**Instruction**
Leave out the pictures and transcribe the rest of the records exactly.

**Extracted material**

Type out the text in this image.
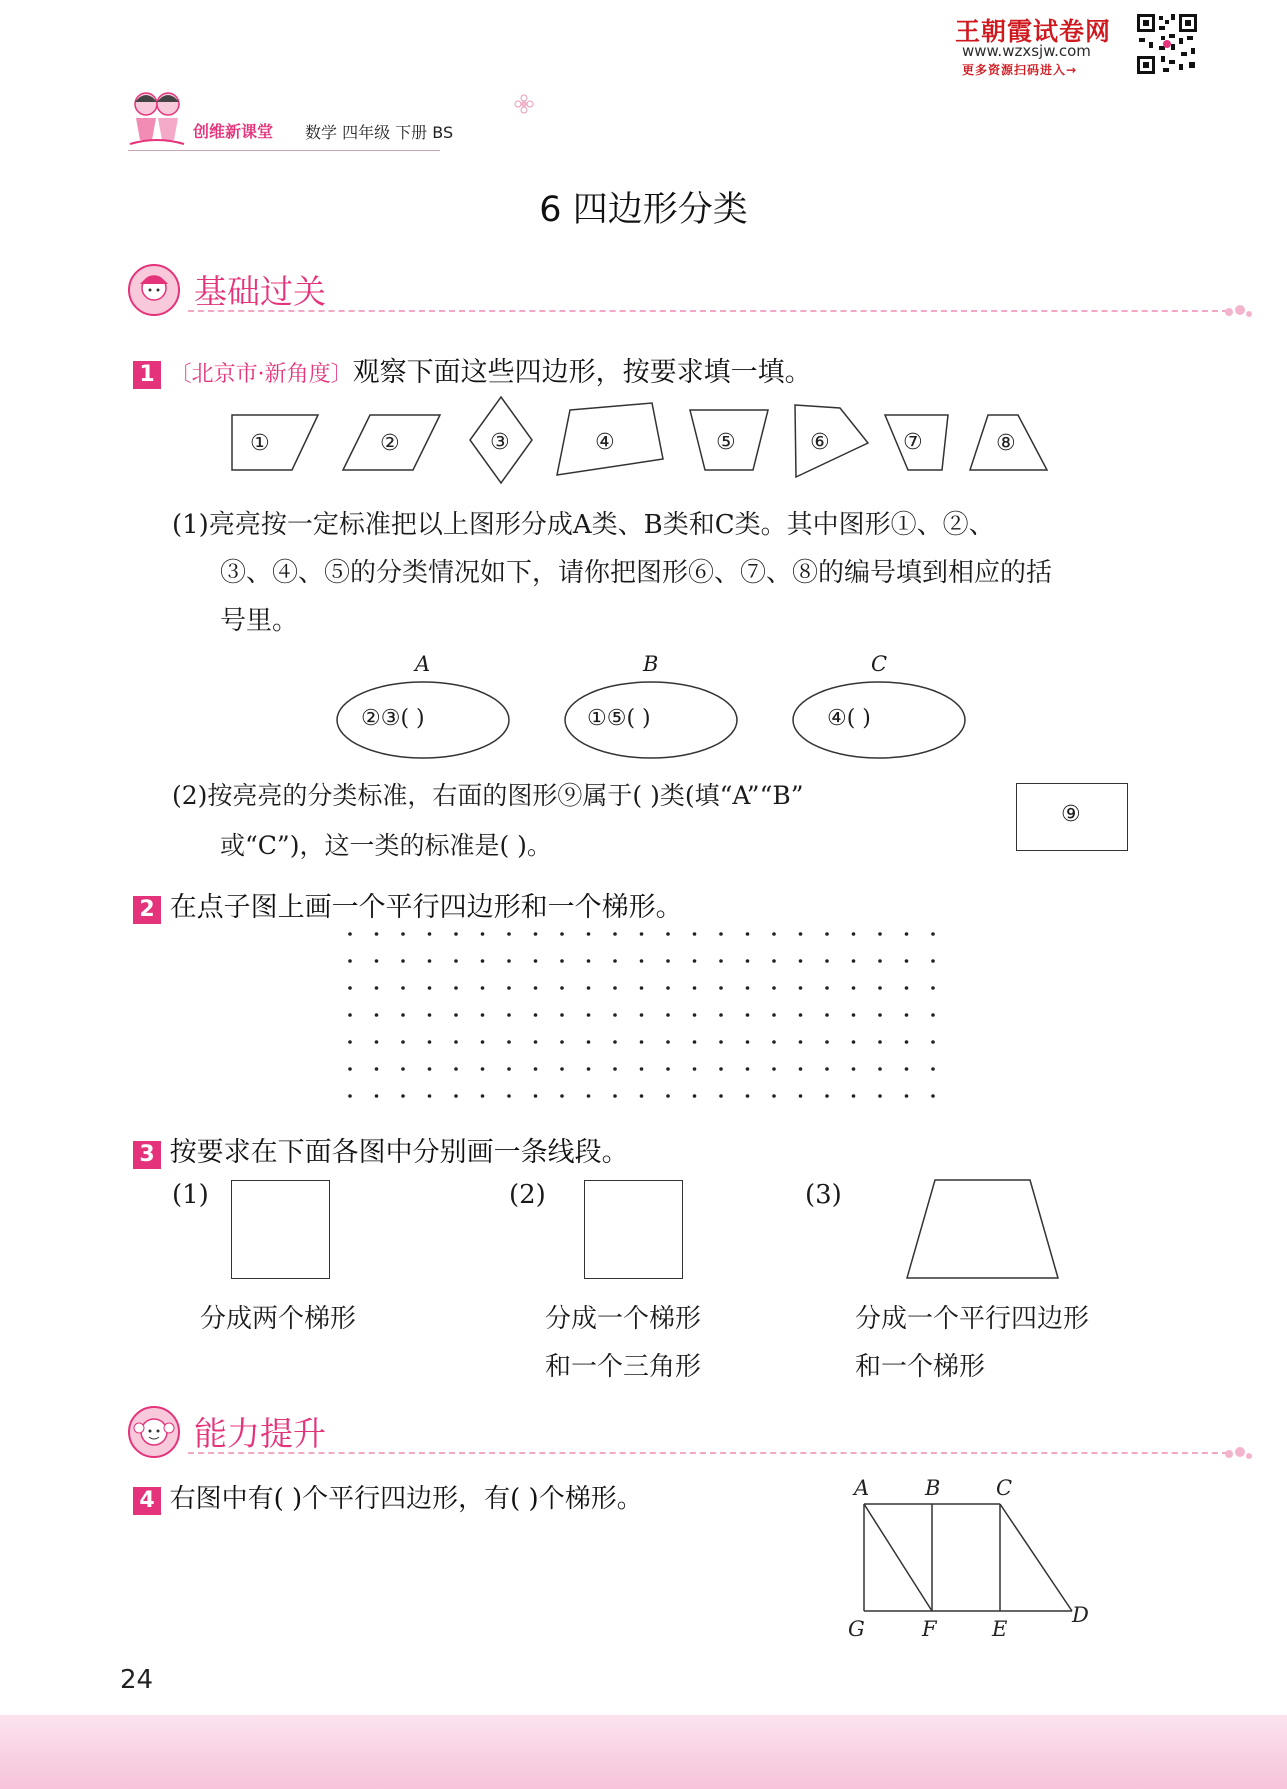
王朝霞试卷网
www.wzxsjw.com
更多资源扫码进入→
创维新课堂 数学 四年级 下册 BS
6 四边形分类
基础过关
1 〔北京市·新角度〕观察下面这些四边形，按要求填一填。
①	②	③	④	⑤	⑥	⑦	⑧
(1)亮亮按一定标准把以上图形分成A类、B类和C类。其中图形①、②、
③、④、⑤的分类情况如下，请你把图形⑥、⑦、⑧的编号填到相应的括
号里。
A
②③( )
B
①⑤( )
C
④( )
(2)按亮亮的分类标准，右面的图形⑨属于( )类(填“A”“B”
或“C”)，这一类的标准是( )。
⑨
2 在点子图上画一个平行四边形和一个梯形。
3 按要求在下面各图中分别画一条线段。
(1)
分成两个梯形
(2)
分成一个梯形
和一个三角形
(3)
分成一个平行四边形
和一个梯形
能力提升
4 右图中有( )个平行四边形，有( )个梯形。	A	B	C
D
E
F
G
24
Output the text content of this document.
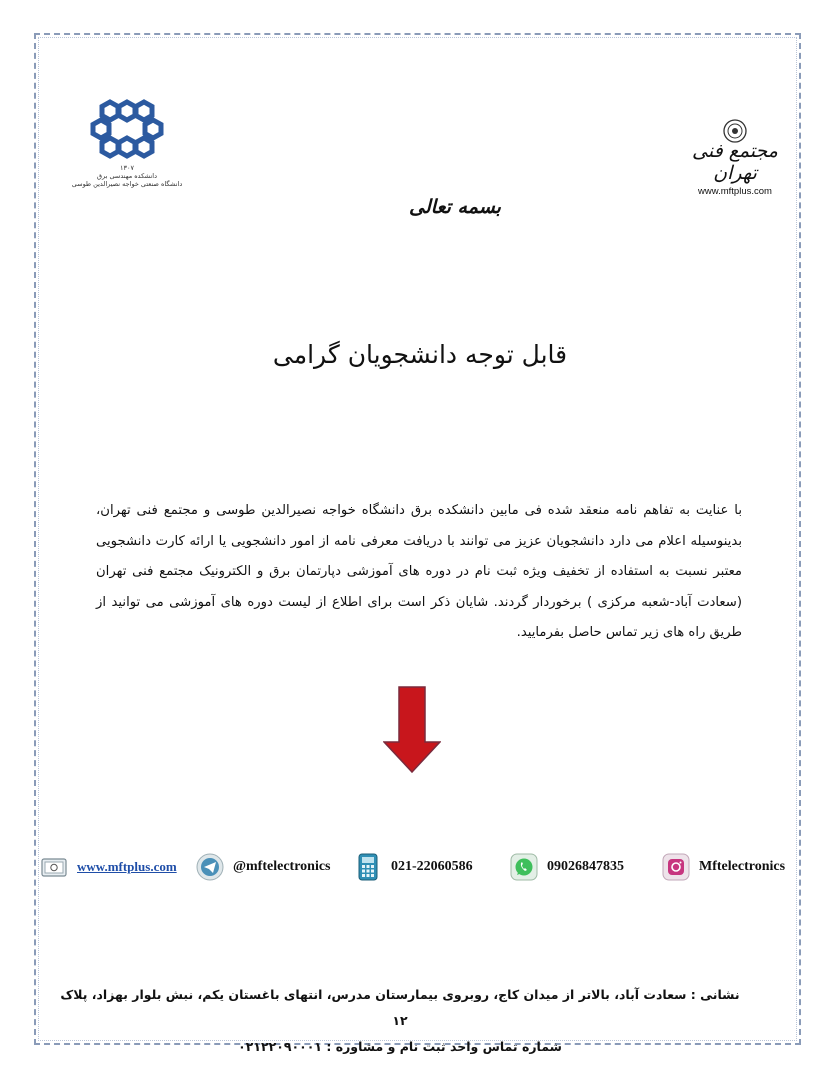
۱۳۰۷
دانشکده مهندسی برق
دانشگاه صنعتی خواجه نصیرالدین طوسی
مجتمع فنی تهران
www.mftplus.com
بسمه تعالی
قابل توجه دانشجویان گرامی
با عنایت به تفاهم نامه منعقد شده فی مابین دانشکده برق دانشگاه خواجه نصیرالدین طوسی و مجتمع فنی تهران، بدینوسیله اعلام می دارد دانشجویان عزیز می توانند با دریافت معرفی نامه از امور دانشجویی یا ارائه کارت دانشجویی معتبر نسبت به استفاده از تخفیف ویژه ثبت نام در دوره های آموزشی دپارتمان برق و الکترونیک مجتمع فنی تهران (سعادت آباد-شعبه مرکزی ) برخوردار گردند. شایان ذکر است برای اطلاع از لیست دوره های آموزشی می توانید از طریق راه های زیر تماس حاصل بفرمایید.
www.mftplus.com	@mftelectronics	021-22060586	09026847835	Mftelectronics
نشانی : سعادت آباد، بالاتر از میدان کاج، روبروی بیمارستان مدرس، انتهای باغستان یکم، نبش بلوار بهزاد، پلاک ۱۲
شماره تماس واحد ثبت نام و مشاوره : ۰۲۱۲۲۰۹۰۰۰۱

**The result**
Type out the text in this image.
王朝霞试卷网
www.wzxsjw.com
更多资源扫码进入→
创维新课堂 数学 四年级 下册 BS
6 四边形分类
基础过关
1 〔北京市·新角度〕观察下面这些四边形，按要求填一填。
①	②	③	④	⑤	⑥	⑦	⑧
(1)亮亮按一定标准把以上图形分成A类、B类和C类。其中图形①、②、
③、④、⑤的分类情况如下，请你把图形⑥、⑦、⑧的编号填到相应的括
号里。
A
②③( )
B
①⑤( )
C
④( )
(2)按亮亮的分类标准，右面的图形⑨属于( )类(填“A”“B”
或“C”)，这一类的标准是( )。
⑨
2 在点子图上画一个平行四边形和一个梯形。
3 按要求在下面各图中分别画一条线段。
(1)
分成两个梯形
(2)
分成一个梯形
和一个三角形
(3)
分成一个平行四边形
和一个梯形
能力提升
4 右图中有( )个平行四边形，有( )个梯形。	A	B	C
D
E
F
G
24
Output the text content of this document.
۱۳۰۷
دانشکده مهندسی برق
دانشگاه صنعتی خواجه نصیرالدین طوسی
مجتمع فنی تهران
www.mftplus.com
بسمه تعالی
قابل توجه دانشجویان گرامی
با عنایت به تفاهم نامه منعقد شده فی مابین دانشکده برق دانشگاه خواجه نصیرالدین طوسی و مجتمع فنی تهران، بدینوسیله اعلام می دارد دانشجویان عزیز می توانند با دریافت معرفی نامه از امور دانشجویی یا ارائه کارت دانشجویی معتبر نسبت به استفاده از تخفیف ویژه ثبت نام در دوره های آموزشی دپارتمان برق و الکترونیک مجتمع فنی تهران (سعادت آباد-شعبه مرکزی ) برخوردار گردند. شایان ذکر است برای اطلاع از لیست دوره های آموزشی می توانید از طریق راه های زیر تماس حاصل بفرمایید.
www.mftplus.com	@mftelectronics	021-22060586	09026847835	Mftelectronics
نشانی : سعادت آباد، بالاتر از میدان کاج، روبروی بیمارستان مدرس، انتهای باغستان یکم، نبش بلوار بهزاد، پلاک ۱۲
شماره تماس واحد ثبت نام و مشاوره : ۰۲۱۲۲۰۹۰۰۰۱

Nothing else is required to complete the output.